** Data follows **
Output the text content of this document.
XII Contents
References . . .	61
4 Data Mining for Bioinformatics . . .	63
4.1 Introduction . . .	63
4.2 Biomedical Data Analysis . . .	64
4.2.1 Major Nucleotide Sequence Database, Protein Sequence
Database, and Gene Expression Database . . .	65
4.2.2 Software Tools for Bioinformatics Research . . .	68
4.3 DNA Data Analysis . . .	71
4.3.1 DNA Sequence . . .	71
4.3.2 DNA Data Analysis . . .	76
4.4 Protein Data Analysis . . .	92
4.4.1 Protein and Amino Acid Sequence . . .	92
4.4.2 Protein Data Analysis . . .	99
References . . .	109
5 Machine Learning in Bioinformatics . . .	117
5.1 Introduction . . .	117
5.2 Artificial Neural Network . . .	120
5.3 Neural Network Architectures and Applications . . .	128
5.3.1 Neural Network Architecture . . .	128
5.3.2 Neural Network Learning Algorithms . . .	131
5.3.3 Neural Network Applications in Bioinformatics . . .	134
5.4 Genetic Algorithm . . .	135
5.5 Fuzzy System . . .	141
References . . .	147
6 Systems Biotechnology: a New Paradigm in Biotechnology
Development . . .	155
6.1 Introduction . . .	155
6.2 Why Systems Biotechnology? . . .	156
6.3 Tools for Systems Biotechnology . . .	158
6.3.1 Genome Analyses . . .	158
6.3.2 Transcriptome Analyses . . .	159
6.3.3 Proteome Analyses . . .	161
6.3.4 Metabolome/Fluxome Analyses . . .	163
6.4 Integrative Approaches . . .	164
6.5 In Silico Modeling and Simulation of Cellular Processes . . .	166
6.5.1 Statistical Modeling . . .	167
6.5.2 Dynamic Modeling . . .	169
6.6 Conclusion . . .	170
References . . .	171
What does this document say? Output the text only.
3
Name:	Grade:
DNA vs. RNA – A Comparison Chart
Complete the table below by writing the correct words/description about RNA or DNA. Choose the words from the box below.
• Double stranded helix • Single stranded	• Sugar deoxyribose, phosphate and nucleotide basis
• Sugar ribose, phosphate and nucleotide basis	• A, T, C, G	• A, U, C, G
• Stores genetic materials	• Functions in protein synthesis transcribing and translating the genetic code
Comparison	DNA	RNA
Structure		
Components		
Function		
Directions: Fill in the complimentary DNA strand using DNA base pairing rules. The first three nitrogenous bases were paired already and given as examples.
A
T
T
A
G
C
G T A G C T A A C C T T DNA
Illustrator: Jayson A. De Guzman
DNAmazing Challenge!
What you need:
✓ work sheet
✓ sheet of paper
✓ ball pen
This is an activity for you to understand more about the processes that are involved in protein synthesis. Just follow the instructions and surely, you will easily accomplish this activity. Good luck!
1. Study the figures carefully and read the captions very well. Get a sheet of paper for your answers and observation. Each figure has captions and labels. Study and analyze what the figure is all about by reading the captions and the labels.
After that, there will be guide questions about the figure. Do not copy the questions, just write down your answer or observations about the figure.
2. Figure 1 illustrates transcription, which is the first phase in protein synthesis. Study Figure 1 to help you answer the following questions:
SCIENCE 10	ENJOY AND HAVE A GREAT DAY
** End of Data **
→ Task directions
Go through the data, and copy each line in which the word "synthesis" appears.

→ Solution for this problem
• Stores genetic materials	• Functions in protein synthesis transcribing and translating the genetic code
This is an activity for you to understand more about the processes that are involved in protein synthesis. Just follow the instructions and surely, you will easily accomplish this activity. Good luck!
2. Figure 1 illustrates transcription, which is the first phase in protein synthesis. Study Figure 1 to help you answer the following questions:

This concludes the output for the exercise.